-------- Extracted records --------
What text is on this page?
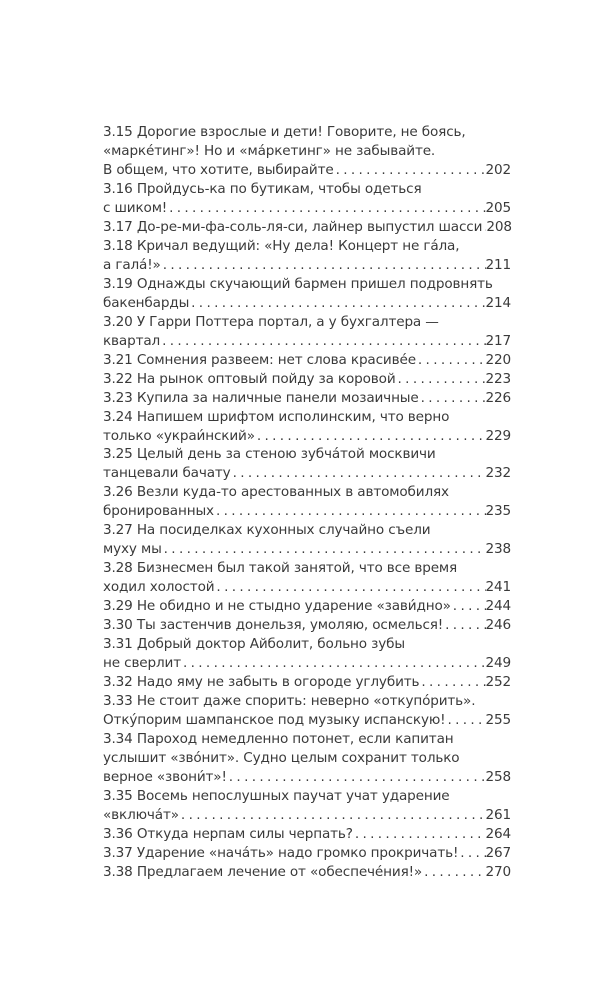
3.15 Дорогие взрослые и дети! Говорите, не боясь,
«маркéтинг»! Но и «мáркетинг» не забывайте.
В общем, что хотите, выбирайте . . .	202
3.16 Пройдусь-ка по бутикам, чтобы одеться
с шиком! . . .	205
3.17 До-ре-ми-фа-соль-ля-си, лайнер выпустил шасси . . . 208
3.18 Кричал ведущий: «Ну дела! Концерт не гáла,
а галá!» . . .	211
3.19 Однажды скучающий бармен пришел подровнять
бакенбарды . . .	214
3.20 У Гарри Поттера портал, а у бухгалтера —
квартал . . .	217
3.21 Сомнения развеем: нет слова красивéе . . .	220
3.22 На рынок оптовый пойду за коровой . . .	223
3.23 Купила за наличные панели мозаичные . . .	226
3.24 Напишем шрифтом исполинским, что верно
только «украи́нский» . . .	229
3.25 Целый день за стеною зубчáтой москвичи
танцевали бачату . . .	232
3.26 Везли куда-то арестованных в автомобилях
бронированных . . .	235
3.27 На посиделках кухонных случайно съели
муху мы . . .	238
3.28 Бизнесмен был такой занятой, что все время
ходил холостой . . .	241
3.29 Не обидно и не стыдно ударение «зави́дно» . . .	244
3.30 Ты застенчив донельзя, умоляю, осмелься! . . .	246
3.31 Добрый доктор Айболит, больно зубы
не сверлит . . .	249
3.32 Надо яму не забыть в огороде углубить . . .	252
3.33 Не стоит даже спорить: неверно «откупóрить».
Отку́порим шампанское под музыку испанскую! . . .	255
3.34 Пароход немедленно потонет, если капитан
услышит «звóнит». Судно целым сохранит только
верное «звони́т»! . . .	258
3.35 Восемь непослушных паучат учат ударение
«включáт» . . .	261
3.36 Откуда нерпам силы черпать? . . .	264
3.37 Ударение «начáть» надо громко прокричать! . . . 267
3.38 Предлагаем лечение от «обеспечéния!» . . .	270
--------
-------- Extracted records --------
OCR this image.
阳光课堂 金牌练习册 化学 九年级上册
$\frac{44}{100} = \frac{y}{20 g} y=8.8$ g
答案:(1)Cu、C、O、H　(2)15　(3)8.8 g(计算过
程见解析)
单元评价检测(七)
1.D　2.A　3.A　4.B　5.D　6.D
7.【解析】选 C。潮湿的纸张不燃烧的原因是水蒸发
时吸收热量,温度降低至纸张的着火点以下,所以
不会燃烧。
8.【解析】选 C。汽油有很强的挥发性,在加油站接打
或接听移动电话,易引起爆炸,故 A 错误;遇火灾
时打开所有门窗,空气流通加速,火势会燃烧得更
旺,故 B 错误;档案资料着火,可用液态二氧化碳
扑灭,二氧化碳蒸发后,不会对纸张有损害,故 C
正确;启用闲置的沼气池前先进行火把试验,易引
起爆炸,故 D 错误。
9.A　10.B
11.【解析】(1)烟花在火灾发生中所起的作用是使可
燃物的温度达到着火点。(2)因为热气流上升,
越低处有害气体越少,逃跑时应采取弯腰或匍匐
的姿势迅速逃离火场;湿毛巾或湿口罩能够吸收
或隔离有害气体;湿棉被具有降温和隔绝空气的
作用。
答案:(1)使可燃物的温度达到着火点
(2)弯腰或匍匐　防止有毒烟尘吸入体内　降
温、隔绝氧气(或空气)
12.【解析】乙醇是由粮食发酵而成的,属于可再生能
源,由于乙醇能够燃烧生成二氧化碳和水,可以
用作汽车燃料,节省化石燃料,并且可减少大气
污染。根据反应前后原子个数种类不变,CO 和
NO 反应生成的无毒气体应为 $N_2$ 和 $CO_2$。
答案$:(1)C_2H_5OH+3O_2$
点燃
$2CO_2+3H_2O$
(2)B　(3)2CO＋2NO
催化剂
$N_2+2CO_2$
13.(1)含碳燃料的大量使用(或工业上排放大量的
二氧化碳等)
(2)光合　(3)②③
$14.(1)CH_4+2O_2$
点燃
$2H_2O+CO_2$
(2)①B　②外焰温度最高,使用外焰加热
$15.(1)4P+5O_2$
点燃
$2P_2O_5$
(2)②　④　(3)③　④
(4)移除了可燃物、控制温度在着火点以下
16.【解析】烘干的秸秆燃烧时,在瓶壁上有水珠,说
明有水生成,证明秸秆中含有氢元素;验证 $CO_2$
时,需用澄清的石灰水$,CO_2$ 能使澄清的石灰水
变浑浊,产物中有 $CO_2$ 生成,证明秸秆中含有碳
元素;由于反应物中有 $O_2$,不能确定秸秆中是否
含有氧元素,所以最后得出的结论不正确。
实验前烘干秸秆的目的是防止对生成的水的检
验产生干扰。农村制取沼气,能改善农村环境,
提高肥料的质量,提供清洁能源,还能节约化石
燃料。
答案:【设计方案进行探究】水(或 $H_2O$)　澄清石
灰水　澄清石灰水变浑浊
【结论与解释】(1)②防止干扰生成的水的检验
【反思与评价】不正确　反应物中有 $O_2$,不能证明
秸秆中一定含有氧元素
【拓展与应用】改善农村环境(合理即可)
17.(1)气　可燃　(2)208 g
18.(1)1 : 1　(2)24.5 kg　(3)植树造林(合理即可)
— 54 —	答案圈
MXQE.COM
--------
Pull out and copy each line containing the string "this".

What text is on this page?
OCR this image.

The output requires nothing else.